▶ TASK STATEMENT
Copy out all the data, word for word.

::: GIVEN ENTRIES

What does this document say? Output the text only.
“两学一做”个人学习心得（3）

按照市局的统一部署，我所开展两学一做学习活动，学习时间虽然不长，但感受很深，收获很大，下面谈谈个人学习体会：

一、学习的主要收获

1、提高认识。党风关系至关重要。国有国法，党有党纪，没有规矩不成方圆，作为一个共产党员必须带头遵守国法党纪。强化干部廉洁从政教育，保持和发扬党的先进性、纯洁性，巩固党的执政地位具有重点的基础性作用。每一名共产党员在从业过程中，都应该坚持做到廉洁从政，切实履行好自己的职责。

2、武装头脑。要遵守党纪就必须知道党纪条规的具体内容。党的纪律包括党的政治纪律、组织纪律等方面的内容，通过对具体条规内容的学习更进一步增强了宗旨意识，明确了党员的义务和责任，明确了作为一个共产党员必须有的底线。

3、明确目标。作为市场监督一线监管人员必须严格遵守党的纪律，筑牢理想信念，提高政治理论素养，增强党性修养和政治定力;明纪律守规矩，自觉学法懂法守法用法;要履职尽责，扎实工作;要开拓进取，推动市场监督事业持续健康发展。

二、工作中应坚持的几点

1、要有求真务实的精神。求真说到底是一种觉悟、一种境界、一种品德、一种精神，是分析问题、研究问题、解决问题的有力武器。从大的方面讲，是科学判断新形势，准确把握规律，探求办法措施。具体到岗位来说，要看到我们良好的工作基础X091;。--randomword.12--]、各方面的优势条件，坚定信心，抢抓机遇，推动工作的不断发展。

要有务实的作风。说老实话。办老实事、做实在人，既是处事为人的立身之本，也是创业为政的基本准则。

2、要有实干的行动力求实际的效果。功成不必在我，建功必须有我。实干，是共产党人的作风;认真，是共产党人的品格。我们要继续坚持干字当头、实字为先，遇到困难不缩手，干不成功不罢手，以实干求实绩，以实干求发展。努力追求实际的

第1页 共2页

::::::

▶ EXERCISE OUTPUT
What does this document say? Output the text only.
“两学一做”个人学习心得（3）

按照市局的统一部署，我所开展两学一做学习活动，学习时间虽然不长，但感受很深，收获很大，下面谈谈个人学习体会：

一、学习的主要收获

1、提高认识。党风关系至关重要。国有国法，党有党纪，没有规矩不成方圆，作为一个共产党员必须带头遵守国法党纪。强化干部廉洁从政教育，保持和发扬党的先进性、纯洁性，巩固党的执政地位具有重点的基础性作用。每一名共产党员在从业过程中，都应该坚持做到廉洁从政，切实履行好自己的职责。

2、武装头脑。要遵守党纪就必须知道党纪条规的具体内容。党的纪律包括党的政治纪律、组织纪律等方面的内容，通过对具体条规内容的学习更进一步增强了宗旨意识，明确了党员的义务和责任，明确了作为一个共产党员必须有的底线。

3、明确目标。作为市场监督一线监管人员必须严格遵守党的纪律，筑牢理想信念，提高政治理论素养，增强党性修养和政治定力;明纪律守规矩，自觉学法懂法守法用法;要履职尽责，扎实工作;要开拓进取，推动市场监督事业持续健康发展。

二、工作中应坚持的几点

1、要有求真务实的精神。求真说到底是一种觉悟、一种境界、一种品德、一种精神，是分析问题、研究问题、解决问题的有力武器。从大的方面讲，是科学判断新形势，准确把握规律，探求办法措施。具体到岗位来说，要看到我们良好的工作基础X091;。--randomword.12--]、各方面的优势条件，坚定信心，抢抓机遇，推动工作的不断发展。

要有务实的作风。说老实话。办老实事、做实在人，既是处事为人的立身之本，也是创业为政的基本准则。

2、要有实干的行动力求实际的效果。功成不必在我，建功必须有我。实干，是共产党人的作风;认真，是共产党人的品格。我们要继续坚持干字当头、实字为先，遇到困难不缩手，干不成功不罢手，以实干求实绩，以实干求发展。努力追求实际的

第1页 共2页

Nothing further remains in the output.